| Supplied passage |
______________________________

Let the law of attraction work for you by adopting its basic steps of identifying and visualizing the things you desire. Then use 45 practical meditation techniques included in the book to achieve awareness. By concentrating your positive energy on obtaining your wants, you’ll give yourself permission to receive them.
To your happiness! ~Paige
You can find this book at Amazon, Barnes & Noble, Books-A-Million, and Indigo.
I can definitely connect with Brian. I’m a yogini too. Discovered yoga after I thought my life was just a series of events looping again and again, corporate dealings, traveling to different places for work until I become jaded. Applying the principles and activities of yoga into my life changed me into a better person and I’m enjoying it.
This book sounds like a must read. Namaste!
Your journey sounds very similar to mine Ada. Among its endless benefits, yoga adds a sense of mindfulness to everything we do. Like helping to realize that we’re on a treadmill going nowhere and not being very happy. The first step of any change is awareness of the present situation.
Namaste!
Thanks for this recommendation Paige! This will be on my birthday wish list.
Hope you enjoy it as much as I did Lisa!
I’m a yogini too and an athlete as well. Heard that yoga can greatly help to boost energy but later on realized that it has so many health benefits in terms of physical, mental to emotional health aspect.
That’s so true Amanda! It’s hard to explain to people how yoga can powerfully change your life on so many levels. It’s infinitely more than just physical exercise. My experience has been that this change happens in such small increments that it’s almost imperceptible – until you look back and realize how far you’ve come. I’ve applied many of the lessons I’ve learned through my yoga practice to many aspects of my life to be a happier person and feel great.
Looks like a great book! I really enjoyed reading about the ten yamas and niyamas. I’ve never heard of them before. I try to do a little yoga everyday. This summer, I hope to join a class again.
Thanks Paige and Brian!!
I’ve read about the yamas and niyamas in Yoga Journal and other places but hadn’t thought to incorporate them into my life so intentionally as Brian suggests (which, I think, is a great idea).
After practicing yoga for so long, I’ve learned at a very deep level that yoga is so much more than mere physical exercise. It’s a way of thinking, feeling and being. Joining a class and being part of that in a group setting often magnifies its power. I hope the class works out for you Betsy!
I often wish I had the opportunity to attend more classes. Living in the middle of nowhere, I’ve created a home practice that I love. In the rare instances when I do attend a class, my practice takes a leap forward with the guidance of great instructors.
Namaste Betsy!
Kay; one of my guiding thoughts is that forgiveness is the most selfish of acts. It takes away the hurt and diminishes the offending person in your mind so that future episodes have less impact. We don’t have to tell those who hurt us that we have forgiven them. Does it make sense when I say that sometimes we like to be hurt and to feel sad. This is not meant in an uncaring way.

______________________________

| Records shown |
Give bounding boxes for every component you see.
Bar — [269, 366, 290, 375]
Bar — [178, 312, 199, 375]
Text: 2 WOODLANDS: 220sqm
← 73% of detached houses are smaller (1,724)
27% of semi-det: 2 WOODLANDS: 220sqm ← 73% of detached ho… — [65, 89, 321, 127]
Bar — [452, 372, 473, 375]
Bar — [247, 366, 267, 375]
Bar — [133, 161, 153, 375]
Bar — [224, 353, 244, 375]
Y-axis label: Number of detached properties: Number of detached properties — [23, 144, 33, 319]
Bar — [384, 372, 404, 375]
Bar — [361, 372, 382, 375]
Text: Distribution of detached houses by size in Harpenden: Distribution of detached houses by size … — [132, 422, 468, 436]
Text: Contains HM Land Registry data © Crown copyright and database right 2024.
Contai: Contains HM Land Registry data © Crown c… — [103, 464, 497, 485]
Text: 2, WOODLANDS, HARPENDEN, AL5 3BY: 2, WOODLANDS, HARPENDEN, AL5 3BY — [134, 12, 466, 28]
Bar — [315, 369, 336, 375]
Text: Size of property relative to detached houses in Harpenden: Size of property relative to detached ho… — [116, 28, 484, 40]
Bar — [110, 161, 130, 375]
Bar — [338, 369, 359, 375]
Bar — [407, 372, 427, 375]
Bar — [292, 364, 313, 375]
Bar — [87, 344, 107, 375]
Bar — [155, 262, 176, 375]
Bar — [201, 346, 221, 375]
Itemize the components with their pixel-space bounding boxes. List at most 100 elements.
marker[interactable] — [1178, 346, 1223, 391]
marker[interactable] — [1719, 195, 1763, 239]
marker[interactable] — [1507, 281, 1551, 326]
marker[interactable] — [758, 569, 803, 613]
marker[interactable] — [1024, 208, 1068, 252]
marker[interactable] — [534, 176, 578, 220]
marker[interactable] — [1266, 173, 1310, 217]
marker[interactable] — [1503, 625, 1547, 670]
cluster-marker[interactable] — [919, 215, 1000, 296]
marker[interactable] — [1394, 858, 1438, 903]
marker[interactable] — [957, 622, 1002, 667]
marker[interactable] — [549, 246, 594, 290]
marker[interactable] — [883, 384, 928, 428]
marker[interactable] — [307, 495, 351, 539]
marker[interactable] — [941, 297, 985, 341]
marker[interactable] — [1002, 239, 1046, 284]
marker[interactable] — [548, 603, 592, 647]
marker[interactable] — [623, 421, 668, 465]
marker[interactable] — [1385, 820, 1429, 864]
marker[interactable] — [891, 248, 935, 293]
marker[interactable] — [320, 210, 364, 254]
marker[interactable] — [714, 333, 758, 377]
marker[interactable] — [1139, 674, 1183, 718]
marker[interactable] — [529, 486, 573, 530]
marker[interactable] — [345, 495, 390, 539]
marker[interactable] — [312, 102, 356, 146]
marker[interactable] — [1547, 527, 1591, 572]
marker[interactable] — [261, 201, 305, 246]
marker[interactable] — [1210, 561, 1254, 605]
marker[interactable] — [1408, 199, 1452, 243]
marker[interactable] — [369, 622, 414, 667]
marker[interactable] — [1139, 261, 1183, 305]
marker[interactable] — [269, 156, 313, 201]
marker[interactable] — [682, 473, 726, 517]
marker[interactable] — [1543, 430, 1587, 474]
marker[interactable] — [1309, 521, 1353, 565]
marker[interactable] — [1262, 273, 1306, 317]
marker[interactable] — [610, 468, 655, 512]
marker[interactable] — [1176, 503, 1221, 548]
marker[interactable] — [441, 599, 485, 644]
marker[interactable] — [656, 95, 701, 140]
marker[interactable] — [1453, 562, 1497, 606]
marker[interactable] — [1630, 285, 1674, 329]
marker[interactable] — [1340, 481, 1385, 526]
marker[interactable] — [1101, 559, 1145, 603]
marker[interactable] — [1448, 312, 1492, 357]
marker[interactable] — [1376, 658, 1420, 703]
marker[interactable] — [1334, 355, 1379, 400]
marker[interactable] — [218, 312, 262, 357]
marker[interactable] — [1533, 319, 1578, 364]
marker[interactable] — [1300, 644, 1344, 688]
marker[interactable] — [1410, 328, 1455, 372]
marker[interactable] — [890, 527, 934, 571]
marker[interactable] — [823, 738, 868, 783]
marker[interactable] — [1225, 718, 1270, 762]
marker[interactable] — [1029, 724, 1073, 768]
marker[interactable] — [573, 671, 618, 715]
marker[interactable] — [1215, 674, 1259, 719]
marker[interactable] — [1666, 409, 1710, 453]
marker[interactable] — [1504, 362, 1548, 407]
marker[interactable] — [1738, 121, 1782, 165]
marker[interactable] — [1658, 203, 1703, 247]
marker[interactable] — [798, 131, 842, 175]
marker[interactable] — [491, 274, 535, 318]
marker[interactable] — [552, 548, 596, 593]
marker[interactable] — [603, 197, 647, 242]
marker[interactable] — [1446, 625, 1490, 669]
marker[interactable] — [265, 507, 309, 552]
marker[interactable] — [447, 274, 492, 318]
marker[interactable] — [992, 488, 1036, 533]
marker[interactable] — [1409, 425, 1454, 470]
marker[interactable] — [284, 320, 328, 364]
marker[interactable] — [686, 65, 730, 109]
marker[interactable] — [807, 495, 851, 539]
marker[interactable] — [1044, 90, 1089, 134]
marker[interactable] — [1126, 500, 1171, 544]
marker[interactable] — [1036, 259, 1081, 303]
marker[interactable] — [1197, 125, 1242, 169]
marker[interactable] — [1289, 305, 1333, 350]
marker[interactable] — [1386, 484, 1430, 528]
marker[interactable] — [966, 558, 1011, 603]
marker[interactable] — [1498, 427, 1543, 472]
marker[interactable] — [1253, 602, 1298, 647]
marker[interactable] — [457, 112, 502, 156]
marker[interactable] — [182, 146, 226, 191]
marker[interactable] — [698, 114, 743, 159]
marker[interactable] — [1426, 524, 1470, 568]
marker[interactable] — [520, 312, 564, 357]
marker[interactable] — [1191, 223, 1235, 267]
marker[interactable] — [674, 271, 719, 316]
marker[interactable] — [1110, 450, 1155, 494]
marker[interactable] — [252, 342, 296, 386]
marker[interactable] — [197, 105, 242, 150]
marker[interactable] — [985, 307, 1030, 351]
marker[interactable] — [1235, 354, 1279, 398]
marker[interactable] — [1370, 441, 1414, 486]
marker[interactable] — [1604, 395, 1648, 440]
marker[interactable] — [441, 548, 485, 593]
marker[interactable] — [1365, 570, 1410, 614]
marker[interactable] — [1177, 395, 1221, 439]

______________________________

| Exercises to complete |
(a) Print the passage from the yoga book discussion running from "Your journey sounds" to "birthday wish list.", word for word.
(b) Return the records unchanged from their first line through the line with "Bar — [133, 161, 153, 375]", including that line.

| Results for each task |
(a)
Your journey sounds very similar to mine Ada. Among its endless benefits, yoga adds a sense of mindfulness to everything we do. Like helping to realize that we’re on a treadmill going nowhere and not being very happy. The first step of any change is awareness of the present situation.
Namaste!
Thanks for this recommendation Paige! This will be on my birthday wish list.

(b)
Give bounding boxes for every component you see.
Bar — [269, 366, 290, 375]
Bar — [178, 312, 199, 375]
Text: 2 WOODLANDS: 220sqm
← 73% of detached houses are smaller (1,724)
27% of semi-det: 2 WOODLANDS: 220sqm ← 73% of detached ho… — [65, 89, 321, 127]
Bar — [452, 372, 473, 375]
Bar — [247, 366, 267, 375]
Bar — [133, 161, 153, 375]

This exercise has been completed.